## Given problem
Every entry below should be repeated exactly; the pictures should not.

## Provided records
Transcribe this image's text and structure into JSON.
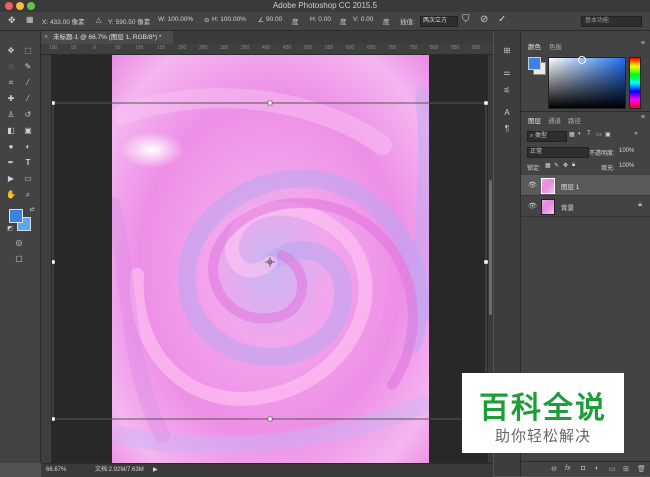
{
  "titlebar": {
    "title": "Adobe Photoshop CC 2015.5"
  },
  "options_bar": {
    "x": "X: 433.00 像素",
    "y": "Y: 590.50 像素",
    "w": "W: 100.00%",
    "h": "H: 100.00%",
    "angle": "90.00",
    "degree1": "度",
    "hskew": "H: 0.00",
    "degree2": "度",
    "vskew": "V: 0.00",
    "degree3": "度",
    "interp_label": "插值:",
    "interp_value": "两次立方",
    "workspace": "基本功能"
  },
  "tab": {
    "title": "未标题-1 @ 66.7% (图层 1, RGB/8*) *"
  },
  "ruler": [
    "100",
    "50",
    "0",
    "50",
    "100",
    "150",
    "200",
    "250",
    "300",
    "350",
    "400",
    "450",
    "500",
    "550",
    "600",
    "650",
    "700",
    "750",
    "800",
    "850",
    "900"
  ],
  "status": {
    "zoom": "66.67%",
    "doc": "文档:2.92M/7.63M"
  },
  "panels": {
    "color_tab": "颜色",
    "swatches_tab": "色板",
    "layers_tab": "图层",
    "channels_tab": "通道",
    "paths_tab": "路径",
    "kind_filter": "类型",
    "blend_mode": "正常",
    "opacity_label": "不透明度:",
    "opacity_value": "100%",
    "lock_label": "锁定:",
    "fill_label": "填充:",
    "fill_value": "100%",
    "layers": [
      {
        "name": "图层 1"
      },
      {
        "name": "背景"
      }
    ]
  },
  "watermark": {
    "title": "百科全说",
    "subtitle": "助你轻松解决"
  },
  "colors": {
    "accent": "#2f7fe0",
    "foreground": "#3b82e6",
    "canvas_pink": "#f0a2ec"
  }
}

## Exercise response
Transcribe this image's text and structure into JSON.
{
  "titlebar": {
    "title": "Adobe Photoshop CC 2015.5"
  },
  "options_bar": {
    "x": "X: 433.00 像素",
    "y": "Y: 590.50 像素",
    "w": "W: 100.00%",
    "h": "H: 100.00%",
    "angle": "90.00",
    "degree1": "度",
    "hskew": "H: 0.00",
    "degree2": "度",
    "vskew": "V: 0.00",
    "degree3": "度",
    "interp_label": "插值:",
    "interp_value": "两次立方",
    "workspace": "基本功能"
  },
  "tab": {
    "title": "未标题-1 @ 66.7% (图层 1, RGB/8*) *"
  },
  "ruler": [
    "100",
    "50",
    "0",
    "50",
    "100",
    "150",
    "200",
    "250",
    "300",
    "350",
    "400",
    "450",
    "500",
    "550",
    "600",
    "650",
    "700",
    "750",
    "800",
    "850",
    "900"
  ],
  "status": {
    "zoom": "66.67%",
    "doc": "文档:2.92M/7.63M"
  },
  "panels": {
    "color_tab": "颜色",
    "swatches_tab": "色板",
    "layers_tab": "图层",
    "channels_tab": "通道",
    "paths_tab": "路径",
    "kind_filter": "类型",
    "blend_mode": "正常",
    "opacity_label": "不透明度:",
    "opacity_value": "100%",
    "lock_label": "锁定:",
    "fill_label": "填充:",
    "fill_value": "100%",
    "layers": [
      {
        "name": "图层 1"
      },
      {
        "name": "背景"
      }
    ]
  },
  "watermark": {
    "title": "百科全说",
    "subtitle": "助你轻松解决"
  },
  "colors": {
    "accent": "#2f7fe0",
    "foreground": "#3b82e6",
    "canvas_pink": "#f0a2ec"
  }
}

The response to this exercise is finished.